[Document text records]
- - - - - - -
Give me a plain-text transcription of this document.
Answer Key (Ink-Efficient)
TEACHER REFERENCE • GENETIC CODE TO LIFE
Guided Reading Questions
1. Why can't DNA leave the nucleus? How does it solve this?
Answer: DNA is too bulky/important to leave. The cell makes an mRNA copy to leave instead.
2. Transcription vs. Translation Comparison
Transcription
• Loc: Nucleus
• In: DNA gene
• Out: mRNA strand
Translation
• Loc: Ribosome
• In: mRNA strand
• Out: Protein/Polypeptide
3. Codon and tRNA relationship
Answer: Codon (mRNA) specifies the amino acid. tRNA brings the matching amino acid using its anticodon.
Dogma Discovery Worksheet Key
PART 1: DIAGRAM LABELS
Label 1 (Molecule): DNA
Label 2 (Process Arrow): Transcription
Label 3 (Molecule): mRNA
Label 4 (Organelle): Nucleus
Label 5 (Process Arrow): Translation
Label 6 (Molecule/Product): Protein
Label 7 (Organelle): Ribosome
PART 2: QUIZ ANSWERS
- - - - - - -
--- Work required ---
Your output must be an exact copy of every entry.

--- Expected output ---
Give me a plain-text transcription of this document.
Answer Key (Ink-Efficient)
TEACHER REFERENCE • GENETIC CODE TO LIFE
Guided Reading Questions
1. Why can't DNA leave the nucleus? How does it solve this?
Answer: DNA is too bulky/important to leave. The cell makes an mRNA copy to leave instead.
2. Transcription vs. Translation Comparison
Transcription
• Loc: Nucleus
• In: DNA gene
• Out: mRNA strand
Translation
• Loc: Ribosome
• In: mRNA strand
• Out: Protein/Polypeptide
3. Codon and tRNA relationship
Answer: Codon (mRNA) specifies the amino acid. tRNA brings the matching amino acid using its anticodon.
Dogma Discovery Worksheet Key
PART 1: DIAGRAM LABELS
Label 1 (Molecule): DNA
Label 2 (Process Arrow): Transcription
Label 3 (Molecule): mRNA
Label 4 (Organelle): Nucleus
Label 5 (Process Arrow): Translation
Label 6 (Molecule/Product): Protein
Label 7 (Organelle): Ribosome
PART 2: QUIZ ANSWERS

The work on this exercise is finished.